Extracted records:

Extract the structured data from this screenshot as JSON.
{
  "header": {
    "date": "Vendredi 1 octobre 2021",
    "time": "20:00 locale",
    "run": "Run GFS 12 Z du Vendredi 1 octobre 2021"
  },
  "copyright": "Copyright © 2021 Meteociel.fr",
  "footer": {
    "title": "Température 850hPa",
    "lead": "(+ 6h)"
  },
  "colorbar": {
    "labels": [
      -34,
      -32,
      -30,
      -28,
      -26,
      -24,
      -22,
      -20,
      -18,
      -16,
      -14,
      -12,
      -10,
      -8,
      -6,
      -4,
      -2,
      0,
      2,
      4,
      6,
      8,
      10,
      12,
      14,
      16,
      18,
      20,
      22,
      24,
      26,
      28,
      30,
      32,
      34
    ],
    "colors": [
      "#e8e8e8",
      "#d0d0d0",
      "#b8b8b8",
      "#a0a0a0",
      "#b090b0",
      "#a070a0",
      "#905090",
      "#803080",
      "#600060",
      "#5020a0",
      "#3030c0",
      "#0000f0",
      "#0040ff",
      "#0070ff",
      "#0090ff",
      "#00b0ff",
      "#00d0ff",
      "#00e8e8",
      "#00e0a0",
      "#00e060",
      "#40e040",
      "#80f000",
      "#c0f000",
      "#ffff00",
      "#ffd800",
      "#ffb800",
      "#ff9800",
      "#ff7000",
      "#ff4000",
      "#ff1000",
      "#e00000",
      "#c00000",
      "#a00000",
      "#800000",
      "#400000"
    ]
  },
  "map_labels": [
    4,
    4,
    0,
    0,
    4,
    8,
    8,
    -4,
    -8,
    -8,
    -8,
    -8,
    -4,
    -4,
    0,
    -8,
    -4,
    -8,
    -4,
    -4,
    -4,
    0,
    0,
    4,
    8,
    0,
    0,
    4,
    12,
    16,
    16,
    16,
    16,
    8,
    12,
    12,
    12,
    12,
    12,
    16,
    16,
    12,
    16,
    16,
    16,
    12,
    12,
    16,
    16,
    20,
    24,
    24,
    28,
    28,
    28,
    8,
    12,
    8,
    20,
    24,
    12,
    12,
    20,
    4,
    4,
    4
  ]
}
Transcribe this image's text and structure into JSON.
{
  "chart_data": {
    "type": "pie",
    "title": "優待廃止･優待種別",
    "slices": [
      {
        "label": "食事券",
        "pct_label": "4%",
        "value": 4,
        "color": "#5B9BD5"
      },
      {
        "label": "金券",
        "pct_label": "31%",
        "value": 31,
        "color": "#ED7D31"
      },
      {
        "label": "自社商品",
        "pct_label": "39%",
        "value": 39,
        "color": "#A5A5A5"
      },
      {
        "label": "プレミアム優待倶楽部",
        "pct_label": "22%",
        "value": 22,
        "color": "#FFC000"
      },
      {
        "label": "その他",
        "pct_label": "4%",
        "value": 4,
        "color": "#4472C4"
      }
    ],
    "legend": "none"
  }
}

## What you will do
Pick out the lines that contain "title" and copy them.

## Written answer
    "title": "Température 850hPa",
    "title": "優待廃止･優待種別",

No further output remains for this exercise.